◆ JOB 1
Replace "bullying" with "teasing" in the essay on kids who can't wait. Write out its text starting with "I would like" and going on through "we are average).".

◆ DOCUMENT SECTION
[Start]

Obviously the idea is just an exaggeration. We can wait, and essential we do and will wait. It’s mostly just something we say when we are excited about something. The only problem with this idea is what we fail to realize every time we think we can’t wait; what we let pass us by because we’re so focused on getting to that place we think we can’t wait to be.
So my kids have exaggerations about being older; and it’s something we’ve all done as children. As we get to that point, though, we begin realizing how quickly time has passed. That’s when we begin longing for the past, longing for opportunities to make different choices—maybe even go back to the simplicity of being a child.
Do you remember being a kid? No real worries, no bills, much fewer responsibilities. Maybe it wasn’t always picture perfect. Maybe your parents fought a lot, or maybe you were bullied in school, or maybe you had some strict parents (possibly abusive). The point is you had reasons for thinking the future was forever away.
I would like to think my own kids have a relatively typical life. My husband and I fight—well… we argue. We’re in that bracket of people who get by week-to-week or month-to-month when we’re lucky. We’re not miserable, though, if that’s what you’re thinking (or hoping). We did, however, take our kids out of public school. It was a tough decision, but we made it. The result is that our kids are no longer exposed to the intense bullying of today’s generation. That’s not to give you the impression that we could afford that decision or that we are somehow afraid of bullying. There were other issues we had with the school system that contributed to our decision. The reason I told you this was simply to give you an idea of how averagely we live (or at least, I believe we are average).
So when I hear my kids say, “I can’t wait…” I try to help them see the things they are obviously missing right in front of them. After all, there are not many people I know that would say if given the chance to go back to their youth, knowing the things they know now, wouldn’t only go back, but would do things slightly different. Maybe they don’t admit they would do things differently, but let’s be honest; there are some choices everyone has made in their life that they change. No one wants to admit that kind of stuff because of the doors it opens (especially with spouses).
Anyway, I’m not so foolish to think that anything I say to my kids will actually get through to them. Not at this age at least. I didn’t listen to everything my parents told me until it was too late, and I can only expect the same hard-headedness from my offspring. I won’t entirely throw my husband under the bus, but I’m sure there’s a bit of contribution in there from him, too.
In any event, I’m their teacher on top of being their mother. I tell them to stop waiting for midnight; it will come. In the meantime, enjoy right now. Do what’s in your ability to live for this moment, because when it’s gone it’s the only thing you’ll want.

[End]

◆ EXERCISE MATERIAL
[Start]

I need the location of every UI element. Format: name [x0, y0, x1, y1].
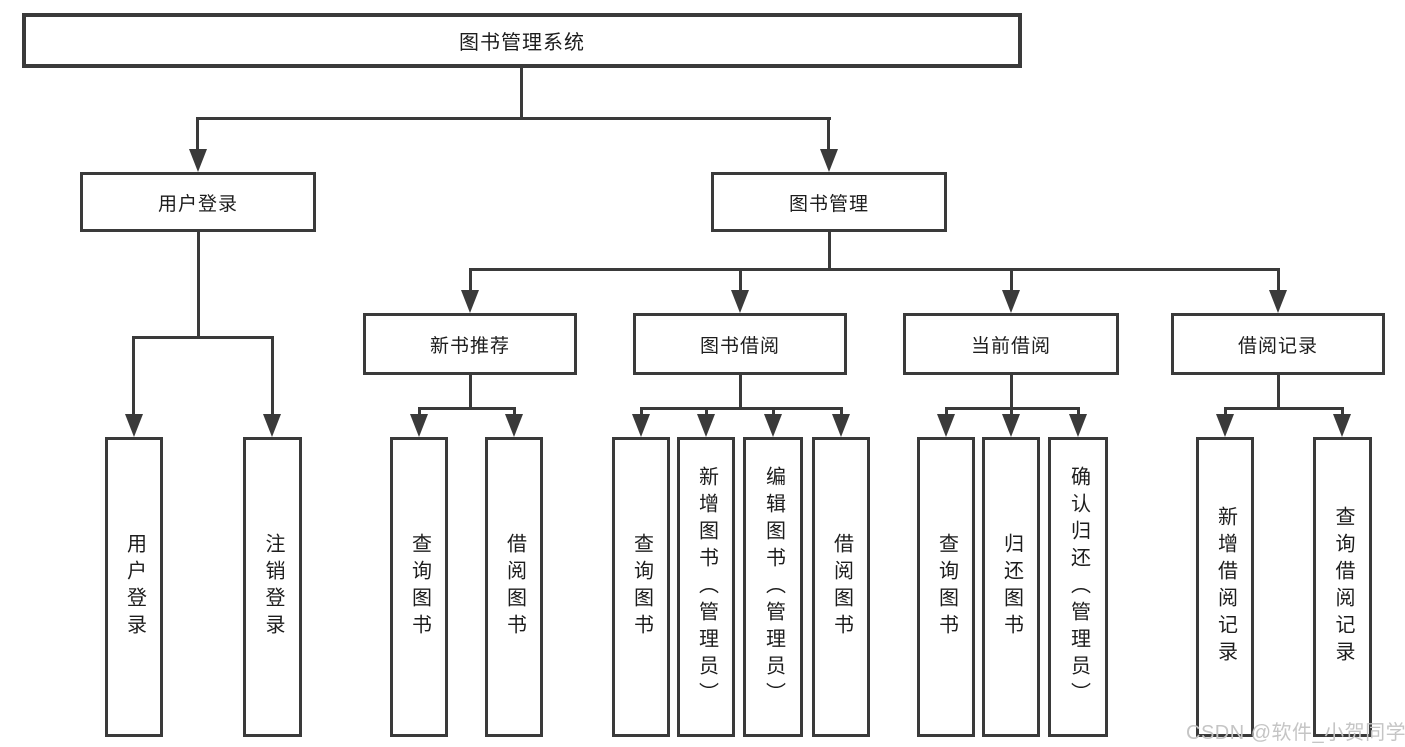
connector-level3-rail: [469, 268, 1280, 271]
connector-level2-rail: [197, 117, 831, 120]
connector-drop: [772, 407, 775, 419]
arrow-down-icon: [1216, 414, 1234, 437]
arrow-down-icon: [461, 290, 479, 313]
connector-drop: [840, 407, 843, 419]
connector-group-rail: [641, 407, 841, 410]
leaf-add-borrow-record: 新增借阅记录: [1196, 437, 1254, 737]
arrow-down-icon: [125, 414, 143, 437]
leaf-query-borrow-record: 查询借阅记录: [1313, 437, 1372, 737]
leaf-return-books: 归还图书: [982, 437, 1040, 737]
arrow-down-icon: [189, 149, 207, 172]
connector-group-stem: [469, 375, 472, 409]
connector-drop: [132, 336, 135, 418]
arrow-down-icon: [263, 414, 281, 437]
arrow-down-icon: [1002, 290, 1020, 313]
connector-group-stem: [739, 375, 742, 409]
connector-drop: [1077, 407, 1080, 419]
node-user-login: 用户登录: [80, 172, 316, 232]
arrow-down-icon: [1333, 414, 1351, 437]
arrow-down-icon: [505, 414, 523, 437]
connector-group-rail: [419, 407, 515, 410]
connector-user-login-drop: [196, 117, 199, 153]
leaf-query-books-current: 查询图书: [917, 437, 975, 737]
connector-drop: [513, 407, 516, 419]
leaf-edit-books-admin: 编辑图书（管理员）: [743, 437, 803, 737]
connector-user-login-rail: [133, 336, 274, 339]
arrow-down-icon: [937, 414, 955, 437]
arrow-down-icon: [410, 414, 428, 437]
connector-book-mgmt-drop: [827, 117, 830, 153]
leaf-borrow-books: 借阅图书: [812, 437, 870, 737]
leaf-query-books-recommend: 查询图书: [390, 437, 448, 737]
connector-drop: [1341, 407, 1344, 419]
leaf-user-login: 用户登录: [105, 437, 163, 737]
leaf-query-books-borrow: 查询图书: [612, 437, 670, 737]
leaf-confirm-return-admin: 确认归还（管理员）: [1048, 437, 1108, 737]
connector-drop: [1010, 407, 1013, 419]
connector-drop: [1277, 268, 1280, 293]
arrow-down-icon: [1269, 290, 1287, 313]
connector-drop: [1224, 407, 1227, 419]
connector-group-stem: [1010, 375, 1013, 409]
leaf-logout: 注销登录: [243, 437, 302, 737]
connector-drop: [469, 268, 472, 293]
node-borrow-records: 借阅记录: [1171, 313, 1385, 375]
node-book-management: 图书管理: [711, 172, 947, 232]
arrow-down-icon: [731, 290, 749, 313]
connector-group-stem: [1277, 375, 1280, 409]
arrow-down-icon: [1069, 414, 1087, 437]
connector-drop: [1010, 268, 1013, 293]
leaf-add-books-admin: 新增图书（管理员）: [677, 437, 735, 737]
leaf-borrow-books-recommend: 借阅图书: [485, 437, 543, 737]
connector-drop: [945, 407, 948, 419]
arrow-down-icon: [632, 414, 650, 437]
node-new-book-recommend: 新书推荐: [363, 313, 577, 375]
arrow-down-icon: [820, 149, 838, 172]
connector-group-rail: [1225, 407, 1343, 410]
node-library-system: 图书管理系统: [22, 13, 1022, 68]
arrow-down-icon: [1002, 414, 1020, 437]
connector-drop: [705, 407, 708, 419]
connector-drop: [418, 407, 421, 419]
connector-drop: [640, 407, 643, 419]
connector-drop: [271, 336, 274, 418]
node-current-borrow: 当前借阅: [903, 313, 1119, 375]
arrow-down-icon: [832, 414, 850, 437]
arrow-down-icon: [764, 414, 782, 437]
arrow-down-icon: [697, 414, 715, 437]
connector-book-mgmt-stem: [828, 232, 831, 270]
connector-root-stem: [520, 68, 523, 119]
connector-drop: [739, 268, 742, 293]
connector-user-login-stem: [197, 232, 200, 338]
csdn-watermark: CSDN @软件_小贺同学: [1186, 722, 1405, 744]
node-book-borrow: 图书借阅: [633, 313, 847, 375]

[End]

◆ JOB 2
From the records, copy out unchanged the lines starting with the line with "connector-level3-rail: [469, 268, 1280, 271]" and going on through the line with "arrow-down-icon: [731, 290, 749, 313]".

◆ TASK OUTPUT 1
I would like to think my own kids have a relatively typical life. My husband and I fight—well… we argue. We’re in that bracket of people who get by week-to-week or month-to-month when we’re lucky. We’re not miserable, though, if that’s what you’re thinking (or hoping). We did, however, take our kids out of public school. It was a tough decision, but we made it. The result is that our kids are no longer exposed to the intense teasing of today’s generation. That’s not to give you the impression that we could afford that decision or that we are somehow afraid of teasing. There were other issues we had with the school system that contributed to our decision. The reason I told you this was simply to give you an idea of how averagely we live (or at least, I believe we are average).

◆ TASK OUTPUT 2
connector-level3-rail: [469, 268, 1280, 271]
connector-level2-rail: [197, 117, 831, 120]
connector-drop: [772, 407, 775, 419]
arrow-down-icon: [1216, 414, 1234, 437]
arrow-down-icon: [461, 290, 479, 313]
connector-drop: [840, 407, 843, 419]
connector-group-rail: [641, 407, 841, 410]
leaf-add-borrow-record: 新增借阅记录: [1196, 437, 1254, 737]
arrow-down-icon: [125, 414, 143, 437]
leaf-query-borrow-record: 查询借阅记录: [1313, 437, 1372, 737]
leaf-return-books: 归还图书: [982, 437, 1040, 737]
arrow-down-icon: [189, 149, 207, 172]
connector-group-stem: [469, 375, 472, 409]
connector-drop: [132, 336, 135, 418]
arrow-down-icon: [263, 414, 281, 437]
arrow-down-icon: [1002, 290, 1020, 313]
connector-group-stem: [739, 375, 742, 409]
connector-drop: [1077, 407, 1080, 419]
node-user-login: 用户登录: [80, 172, 316, 232]
arrow-down-icon: [1333, 414, 1351, 437]
arrow-down-icon: [505, 414, 523, 437]
connector-group-rail: [419, 407, 515, 410]
connector-user-login-drop: [196, 117, 199, 153]
leaf-query-books-current: 查询图书: [917, 437, 975, 737]
connector-drop: [513, 407, 516, 419]
leaf-edit-books-admin: 编辑图书（管理员）: [743, 437, 803, 737]
connector-user-login-rail: [133, 336, 274, 339]
arrow-down-icon: [937, 414, 955, 437]
arrow-down-icon: [410, 414, 428, 437]
connector-book-mgmt-drop: [827, 117, 830, 153]
leaf-borrow-books: 借阅图书: [812, 437, 870, 737]
leaf-query-books-recommend: 查询图书: [390, 437, 448, 737]
connector-drop: [1341, 407, 1344, 419]
leaf-user-login: 用户登录: [105, 437, 163, 737]
leaf-query-books-borrow: 查询图书: [612, 437, 670, 737]
leaf-confirm-return-admin: 确认归还（管理员）: [1048, 437, 1108, 737]
connector-drop: [1010, 407, 1013, 419]
connector-drop: [1277, 268, 1280, 293]
arrow-down-icon: [1269, 290, 1287, 313]
connector-drop: [1224, 407, 1227, 419]
connector-group-stem: [1010, 375, 1013, 409]
leaf-logout: 注销登录: [243, 437, 302, 737]
connector-drop: [469, 268, 472, 293]
node-borrow-records: 借阅记录: [1171, 313, 1385, 375]
node-book-management: 图书管理: [711, 172, 947, 232]
arrow-down-icon: [731, 290, 749, 313]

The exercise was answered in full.